■ SET TASK:
Rewrite the rows from the first one through the line containing "- noise-blob: [100, 149, 105, 160]", replacing "signal-core-point" with "signal-center-point" and keeping everything else the same.

[Excerpt from a dataset]
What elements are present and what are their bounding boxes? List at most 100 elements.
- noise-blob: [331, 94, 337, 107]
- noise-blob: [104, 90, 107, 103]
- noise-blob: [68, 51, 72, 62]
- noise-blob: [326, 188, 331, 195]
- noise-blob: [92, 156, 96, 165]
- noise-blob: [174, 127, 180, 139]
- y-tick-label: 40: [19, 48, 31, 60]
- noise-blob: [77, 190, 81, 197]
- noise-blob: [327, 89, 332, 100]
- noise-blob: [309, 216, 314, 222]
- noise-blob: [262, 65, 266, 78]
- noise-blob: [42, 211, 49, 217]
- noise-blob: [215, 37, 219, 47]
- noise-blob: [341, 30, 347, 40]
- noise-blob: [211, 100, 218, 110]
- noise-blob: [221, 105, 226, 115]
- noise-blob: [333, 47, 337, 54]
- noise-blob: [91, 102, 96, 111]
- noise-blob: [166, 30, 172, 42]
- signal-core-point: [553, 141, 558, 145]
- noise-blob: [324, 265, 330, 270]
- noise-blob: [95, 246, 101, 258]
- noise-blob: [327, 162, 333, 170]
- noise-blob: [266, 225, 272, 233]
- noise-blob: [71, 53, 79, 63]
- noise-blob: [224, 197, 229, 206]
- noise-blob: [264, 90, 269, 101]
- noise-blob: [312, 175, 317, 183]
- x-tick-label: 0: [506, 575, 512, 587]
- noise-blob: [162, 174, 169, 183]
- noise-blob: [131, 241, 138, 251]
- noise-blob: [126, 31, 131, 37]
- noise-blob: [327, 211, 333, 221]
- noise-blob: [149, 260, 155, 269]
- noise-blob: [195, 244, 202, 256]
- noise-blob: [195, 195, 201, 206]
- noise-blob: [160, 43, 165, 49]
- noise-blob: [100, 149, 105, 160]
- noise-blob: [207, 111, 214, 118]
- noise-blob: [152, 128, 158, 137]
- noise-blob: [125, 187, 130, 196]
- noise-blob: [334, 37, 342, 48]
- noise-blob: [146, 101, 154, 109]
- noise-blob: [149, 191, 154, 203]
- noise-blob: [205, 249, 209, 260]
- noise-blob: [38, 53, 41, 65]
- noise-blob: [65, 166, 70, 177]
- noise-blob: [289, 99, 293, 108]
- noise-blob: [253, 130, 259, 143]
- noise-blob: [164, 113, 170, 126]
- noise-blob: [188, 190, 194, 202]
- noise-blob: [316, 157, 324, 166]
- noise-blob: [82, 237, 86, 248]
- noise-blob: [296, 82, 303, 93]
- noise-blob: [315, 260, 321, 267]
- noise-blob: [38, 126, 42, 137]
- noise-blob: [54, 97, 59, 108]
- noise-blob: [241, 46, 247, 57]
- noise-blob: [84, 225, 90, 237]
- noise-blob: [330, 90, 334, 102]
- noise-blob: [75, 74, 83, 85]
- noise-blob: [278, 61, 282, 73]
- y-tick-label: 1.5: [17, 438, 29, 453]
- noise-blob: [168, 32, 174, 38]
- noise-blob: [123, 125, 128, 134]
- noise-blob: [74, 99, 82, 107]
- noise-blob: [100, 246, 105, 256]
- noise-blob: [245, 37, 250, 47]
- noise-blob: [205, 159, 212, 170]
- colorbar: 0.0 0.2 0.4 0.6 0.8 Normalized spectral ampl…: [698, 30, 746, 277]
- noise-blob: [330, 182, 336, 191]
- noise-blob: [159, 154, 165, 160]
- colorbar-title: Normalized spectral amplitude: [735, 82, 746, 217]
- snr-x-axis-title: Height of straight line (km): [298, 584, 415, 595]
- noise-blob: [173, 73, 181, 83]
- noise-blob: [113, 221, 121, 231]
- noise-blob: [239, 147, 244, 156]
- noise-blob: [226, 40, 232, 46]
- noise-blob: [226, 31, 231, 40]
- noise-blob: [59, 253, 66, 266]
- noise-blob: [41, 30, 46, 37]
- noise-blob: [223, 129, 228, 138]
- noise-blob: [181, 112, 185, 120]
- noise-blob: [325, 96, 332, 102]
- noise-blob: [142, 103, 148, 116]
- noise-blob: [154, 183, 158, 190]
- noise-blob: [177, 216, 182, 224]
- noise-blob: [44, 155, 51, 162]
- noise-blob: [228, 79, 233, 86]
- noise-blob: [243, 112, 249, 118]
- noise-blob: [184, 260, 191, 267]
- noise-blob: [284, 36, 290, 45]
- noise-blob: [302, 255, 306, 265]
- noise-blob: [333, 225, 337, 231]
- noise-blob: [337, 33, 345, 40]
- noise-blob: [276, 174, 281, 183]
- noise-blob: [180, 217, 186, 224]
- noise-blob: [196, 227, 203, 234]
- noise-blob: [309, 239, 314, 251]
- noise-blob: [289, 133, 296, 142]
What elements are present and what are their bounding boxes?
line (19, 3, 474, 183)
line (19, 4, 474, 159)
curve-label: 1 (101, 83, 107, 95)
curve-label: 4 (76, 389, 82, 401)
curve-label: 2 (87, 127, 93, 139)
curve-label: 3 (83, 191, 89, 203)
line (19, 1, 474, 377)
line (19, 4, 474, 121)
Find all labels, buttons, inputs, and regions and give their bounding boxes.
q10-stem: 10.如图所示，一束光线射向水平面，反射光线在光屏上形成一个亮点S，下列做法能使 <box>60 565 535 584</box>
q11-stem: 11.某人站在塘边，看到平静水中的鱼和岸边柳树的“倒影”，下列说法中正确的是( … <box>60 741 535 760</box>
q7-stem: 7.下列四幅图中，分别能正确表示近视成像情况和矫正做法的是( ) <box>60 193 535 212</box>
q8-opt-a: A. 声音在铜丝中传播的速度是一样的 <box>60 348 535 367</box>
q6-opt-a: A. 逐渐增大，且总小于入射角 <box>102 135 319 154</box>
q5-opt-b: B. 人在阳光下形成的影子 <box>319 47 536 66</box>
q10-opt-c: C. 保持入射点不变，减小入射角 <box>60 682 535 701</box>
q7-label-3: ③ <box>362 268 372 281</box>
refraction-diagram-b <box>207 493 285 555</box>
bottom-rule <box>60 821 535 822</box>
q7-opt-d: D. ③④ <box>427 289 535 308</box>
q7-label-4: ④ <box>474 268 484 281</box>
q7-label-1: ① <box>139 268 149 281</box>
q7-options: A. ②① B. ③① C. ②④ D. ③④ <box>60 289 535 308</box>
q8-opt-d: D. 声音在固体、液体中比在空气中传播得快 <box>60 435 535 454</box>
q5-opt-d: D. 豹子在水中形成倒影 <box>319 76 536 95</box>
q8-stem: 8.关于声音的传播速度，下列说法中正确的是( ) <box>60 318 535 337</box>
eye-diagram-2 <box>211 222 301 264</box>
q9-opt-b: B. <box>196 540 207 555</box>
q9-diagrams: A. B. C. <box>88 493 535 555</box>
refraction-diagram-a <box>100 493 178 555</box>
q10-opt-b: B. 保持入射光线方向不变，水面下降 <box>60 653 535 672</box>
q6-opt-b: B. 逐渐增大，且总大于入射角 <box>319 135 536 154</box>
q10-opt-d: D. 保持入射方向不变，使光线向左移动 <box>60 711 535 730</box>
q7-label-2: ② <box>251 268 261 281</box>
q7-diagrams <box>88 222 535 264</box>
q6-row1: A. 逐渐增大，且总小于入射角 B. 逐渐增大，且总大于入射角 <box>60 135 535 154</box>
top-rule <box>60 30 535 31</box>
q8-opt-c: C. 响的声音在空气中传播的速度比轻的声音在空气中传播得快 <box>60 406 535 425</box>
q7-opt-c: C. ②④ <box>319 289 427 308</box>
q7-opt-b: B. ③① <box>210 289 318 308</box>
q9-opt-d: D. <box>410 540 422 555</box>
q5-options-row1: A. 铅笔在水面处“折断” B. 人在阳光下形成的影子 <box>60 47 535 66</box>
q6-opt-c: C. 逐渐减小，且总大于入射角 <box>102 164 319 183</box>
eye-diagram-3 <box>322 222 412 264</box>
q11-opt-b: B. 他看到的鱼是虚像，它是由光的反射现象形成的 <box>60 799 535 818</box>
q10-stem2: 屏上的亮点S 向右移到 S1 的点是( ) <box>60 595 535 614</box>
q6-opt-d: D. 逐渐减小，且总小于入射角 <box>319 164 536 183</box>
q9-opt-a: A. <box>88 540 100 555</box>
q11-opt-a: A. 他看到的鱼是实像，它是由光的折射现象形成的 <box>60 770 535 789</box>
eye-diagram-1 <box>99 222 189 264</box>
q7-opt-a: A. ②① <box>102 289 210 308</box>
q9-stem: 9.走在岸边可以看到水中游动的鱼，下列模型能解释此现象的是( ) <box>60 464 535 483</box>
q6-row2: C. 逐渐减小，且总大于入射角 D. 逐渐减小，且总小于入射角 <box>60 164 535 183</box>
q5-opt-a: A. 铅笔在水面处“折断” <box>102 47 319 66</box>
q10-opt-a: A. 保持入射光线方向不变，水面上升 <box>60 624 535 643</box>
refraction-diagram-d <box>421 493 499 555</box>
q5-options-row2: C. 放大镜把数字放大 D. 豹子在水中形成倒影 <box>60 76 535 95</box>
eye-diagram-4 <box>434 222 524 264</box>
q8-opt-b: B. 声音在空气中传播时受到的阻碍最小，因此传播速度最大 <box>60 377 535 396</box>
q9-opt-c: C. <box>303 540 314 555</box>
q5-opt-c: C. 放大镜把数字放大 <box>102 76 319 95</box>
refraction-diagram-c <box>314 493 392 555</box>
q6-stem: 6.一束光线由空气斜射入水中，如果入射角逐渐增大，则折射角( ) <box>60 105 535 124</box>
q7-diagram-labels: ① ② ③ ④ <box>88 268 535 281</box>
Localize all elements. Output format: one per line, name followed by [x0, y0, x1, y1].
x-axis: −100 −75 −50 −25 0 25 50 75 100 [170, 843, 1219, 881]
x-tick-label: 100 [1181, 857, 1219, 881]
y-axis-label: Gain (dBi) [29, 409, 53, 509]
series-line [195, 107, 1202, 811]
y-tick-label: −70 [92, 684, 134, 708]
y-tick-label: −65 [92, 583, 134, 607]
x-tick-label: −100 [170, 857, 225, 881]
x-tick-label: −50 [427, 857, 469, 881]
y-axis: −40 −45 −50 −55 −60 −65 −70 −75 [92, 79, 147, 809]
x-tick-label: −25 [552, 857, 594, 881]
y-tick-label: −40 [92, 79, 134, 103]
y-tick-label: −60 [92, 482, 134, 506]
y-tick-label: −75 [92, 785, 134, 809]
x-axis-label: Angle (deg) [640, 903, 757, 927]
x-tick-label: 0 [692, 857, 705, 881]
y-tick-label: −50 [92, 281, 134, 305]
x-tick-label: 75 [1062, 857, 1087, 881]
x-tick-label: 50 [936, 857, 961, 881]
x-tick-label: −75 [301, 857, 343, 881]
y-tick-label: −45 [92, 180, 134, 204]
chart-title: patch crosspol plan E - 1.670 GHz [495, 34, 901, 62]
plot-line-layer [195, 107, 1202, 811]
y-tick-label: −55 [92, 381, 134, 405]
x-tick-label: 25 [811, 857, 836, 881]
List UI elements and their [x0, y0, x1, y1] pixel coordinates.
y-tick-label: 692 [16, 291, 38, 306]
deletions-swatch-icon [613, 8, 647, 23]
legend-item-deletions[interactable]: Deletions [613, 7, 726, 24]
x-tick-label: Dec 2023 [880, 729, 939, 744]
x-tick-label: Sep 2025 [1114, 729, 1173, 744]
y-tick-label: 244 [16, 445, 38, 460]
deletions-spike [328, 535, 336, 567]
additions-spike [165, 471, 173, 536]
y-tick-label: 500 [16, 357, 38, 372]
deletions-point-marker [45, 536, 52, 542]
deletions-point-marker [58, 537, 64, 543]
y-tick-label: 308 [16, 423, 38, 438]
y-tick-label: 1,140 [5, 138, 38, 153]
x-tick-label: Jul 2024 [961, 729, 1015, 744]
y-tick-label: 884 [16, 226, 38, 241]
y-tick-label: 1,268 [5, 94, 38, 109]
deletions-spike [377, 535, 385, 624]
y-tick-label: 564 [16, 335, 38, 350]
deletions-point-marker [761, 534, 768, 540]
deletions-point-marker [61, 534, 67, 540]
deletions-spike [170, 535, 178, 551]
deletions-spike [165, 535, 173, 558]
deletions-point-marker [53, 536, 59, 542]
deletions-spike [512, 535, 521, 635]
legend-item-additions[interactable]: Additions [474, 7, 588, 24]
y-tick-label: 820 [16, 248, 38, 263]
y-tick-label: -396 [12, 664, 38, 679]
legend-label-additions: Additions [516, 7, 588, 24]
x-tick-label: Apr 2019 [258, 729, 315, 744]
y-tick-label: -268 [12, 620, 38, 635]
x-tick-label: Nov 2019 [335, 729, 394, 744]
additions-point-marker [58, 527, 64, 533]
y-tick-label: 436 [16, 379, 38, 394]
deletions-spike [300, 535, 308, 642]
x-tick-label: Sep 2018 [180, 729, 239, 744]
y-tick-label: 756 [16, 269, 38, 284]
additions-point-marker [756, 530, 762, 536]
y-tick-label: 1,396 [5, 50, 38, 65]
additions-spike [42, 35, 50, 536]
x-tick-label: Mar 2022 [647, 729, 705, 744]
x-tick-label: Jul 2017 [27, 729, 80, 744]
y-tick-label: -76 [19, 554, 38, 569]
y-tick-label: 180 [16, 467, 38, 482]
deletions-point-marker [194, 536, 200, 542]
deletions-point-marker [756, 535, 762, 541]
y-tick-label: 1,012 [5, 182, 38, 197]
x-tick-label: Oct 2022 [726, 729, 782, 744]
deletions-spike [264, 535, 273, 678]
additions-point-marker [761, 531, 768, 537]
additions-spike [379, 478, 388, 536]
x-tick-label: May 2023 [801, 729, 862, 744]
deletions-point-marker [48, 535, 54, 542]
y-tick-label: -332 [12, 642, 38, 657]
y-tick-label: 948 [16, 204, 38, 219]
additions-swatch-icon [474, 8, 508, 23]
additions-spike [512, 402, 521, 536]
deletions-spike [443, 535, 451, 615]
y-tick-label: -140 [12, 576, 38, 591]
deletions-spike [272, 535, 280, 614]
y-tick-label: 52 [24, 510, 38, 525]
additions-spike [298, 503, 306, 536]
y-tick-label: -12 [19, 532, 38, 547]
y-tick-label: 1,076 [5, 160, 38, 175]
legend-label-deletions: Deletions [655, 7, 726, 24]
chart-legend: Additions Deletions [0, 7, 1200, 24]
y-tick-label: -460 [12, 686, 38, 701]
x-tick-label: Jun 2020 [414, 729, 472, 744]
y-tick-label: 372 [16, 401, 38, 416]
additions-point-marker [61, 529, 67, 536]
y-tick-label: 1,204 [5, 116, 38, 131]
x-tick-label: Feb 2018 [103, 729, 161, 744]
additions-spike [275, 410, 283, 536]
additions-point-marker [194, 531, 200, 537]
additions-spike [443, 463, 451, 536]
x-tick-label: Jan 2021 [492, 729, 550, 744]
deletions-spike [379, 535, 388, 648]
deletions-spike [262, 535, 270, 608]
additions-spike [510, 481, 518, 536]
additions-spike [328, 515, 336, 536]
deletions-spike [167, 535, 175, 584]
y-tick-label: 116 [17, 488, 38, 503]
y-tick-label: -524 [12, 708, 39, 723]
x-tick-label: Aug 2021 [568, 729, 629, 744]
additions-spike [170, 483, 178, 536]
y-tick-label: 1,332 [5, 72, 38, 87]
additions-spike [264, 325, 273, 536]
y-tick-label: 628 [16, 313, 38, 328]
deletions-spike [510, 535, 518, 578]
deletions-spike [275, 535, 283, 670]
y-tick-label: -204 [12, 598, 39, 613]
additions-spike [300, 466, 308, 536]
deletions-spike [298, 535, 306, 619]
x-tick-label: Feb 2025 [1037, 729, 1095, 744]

■ ANSWER IN FULL:
What elements are present and what are their bounding boxes? List at most 100 elements.
- noise-blob: [331, 94, 337, 107]
- noise-blob: [104, 90, 107, 103]
- noise-blob: [68, 51, 72, 62]
- noise-blob: [326, 188, 331, 195]
- noise-blob: [92, 156, 96, 165]
- noise-blob: [174, 127, 180, 139]
- y-tick-label: 40: [19, 48, 31, 60]
- noise-blob: [77, 190, 81, 197]
- noise-blob: [327, 89, 332, 100]
- noise-blob: [309, 216, 314, 222]
- noise-blob: [262, 65, 266, 78]
- noise-blob: [42, 211, 49, 217]
- noise-blob: [215, 37, 219, 47]
- noise-blob: [341, 30, 347, 40]
- noise-blob: [211, 100, 218, 110]
- noise-blob: [221, 105, 226, 115]
- noise-blob: [333, 47, 337, 54]
- noise-blob: [91, 102, 96, 111]
- noise-blob: [166, 30, 172, 42]
- signal-center-point: [553, 141, 558, 145]
- noise-blob: [324, 265, 330, 270]
- noise-blob: [95, 246, 101, 258]
- noise-blob: [327, 162, 333, 170]
- noise-blob: [266, 225, 272, 233]
- noise-blob: [71, 53, 79, 63]
- noise-blob: [224, 197, 229, 206]
- noise-blob: [264, 90, 269, 101]
- noise-blob: [312, 175, 317, 183]
- x-tick-label: 0: [506, 575, 512, 587]
- noise-blob: [162, 174, 169, 183]
- noise-blob: [131, 241, 138, 251]
- noise-blob: [126, 31, 131, 37]
- noise-blob: [327, 211, 333, 221]
- noise-blob: [149, 260, 155, 269]
- noise-blob: [195, 244, 202, 256]
- noise-blob: [195, 195, 201, 206]
- noise-blob: [160, 43, 165, 49]
- noise-blob: [100, 149, 105, 160]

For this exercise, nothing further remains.